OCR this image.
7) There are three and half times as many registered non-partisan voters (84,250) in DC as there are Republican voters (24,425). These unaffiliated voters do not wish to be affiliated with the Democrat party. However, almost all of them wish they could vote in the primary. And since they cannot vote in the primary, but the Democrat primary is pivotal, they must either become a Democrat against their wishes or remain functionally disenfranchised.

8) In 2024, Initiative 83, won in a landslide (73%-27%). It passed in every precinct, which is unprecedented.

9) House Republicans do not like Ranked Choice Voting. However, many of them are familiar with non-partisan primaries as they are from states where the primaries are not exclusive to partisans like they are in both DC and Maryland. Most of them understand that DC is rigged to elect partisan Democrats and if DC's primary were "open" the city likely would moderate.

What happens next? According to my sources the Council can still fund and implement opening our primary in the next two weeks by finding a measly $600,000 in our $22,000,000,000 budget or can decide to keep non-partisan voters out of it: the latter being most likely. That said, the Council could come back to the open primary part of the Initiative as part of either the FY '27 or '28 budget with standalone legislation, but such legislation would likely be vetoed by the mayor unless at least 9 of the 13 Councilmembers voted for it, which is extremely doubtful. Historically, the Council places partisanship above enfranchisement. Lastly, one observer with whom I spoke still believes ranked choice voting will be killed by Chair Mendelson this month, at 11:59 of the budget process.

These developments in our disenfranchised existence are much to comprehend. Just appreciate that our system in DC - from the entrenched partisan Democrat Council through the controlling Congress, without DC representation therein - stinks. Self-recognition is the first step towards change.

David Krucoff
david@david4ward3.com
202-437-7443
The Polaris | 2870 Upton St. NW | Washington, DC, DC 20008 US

-----

SET TASK :: Search the data above for the string "voters" and return every line that has it.

SOLUTION ::
7) There are three and half times as many registered non-partisan voters (84,250) in DC as there are Republican voters (24,425). These unaffiliated voters do not wish to be affiliated with the Democrat party. However, almost all of them wish they could vote in the primary. And since they cannot vote in the primary, but the Democrat primary is pivotal, they must either become a Democrat against their wishes or remain functionally disenfranchised.
What happens next? According to my sources the Council can still fund and implement opening our primary in the next two weeks by finding a measly $600,000 in our $22,000,000,000 budget or can decide to keep non-partisan voters out of it: the latter being most likely. That said, the Council could come back to the open primary part of the Initiative as part of either the FY '27 or '28 budget with standalone legislation, but such legislation would likely be vetoed by the mayor unless at least 9 of the 13 Councilmembers voted for it, which is extremely doubtful. Historically, the Council places partisanship above enfranchisement. Lastly, one observer with whom I spoke still believes ranked choice voting will be killed by Chair Mendelson this month, at 11:59 of the budget process.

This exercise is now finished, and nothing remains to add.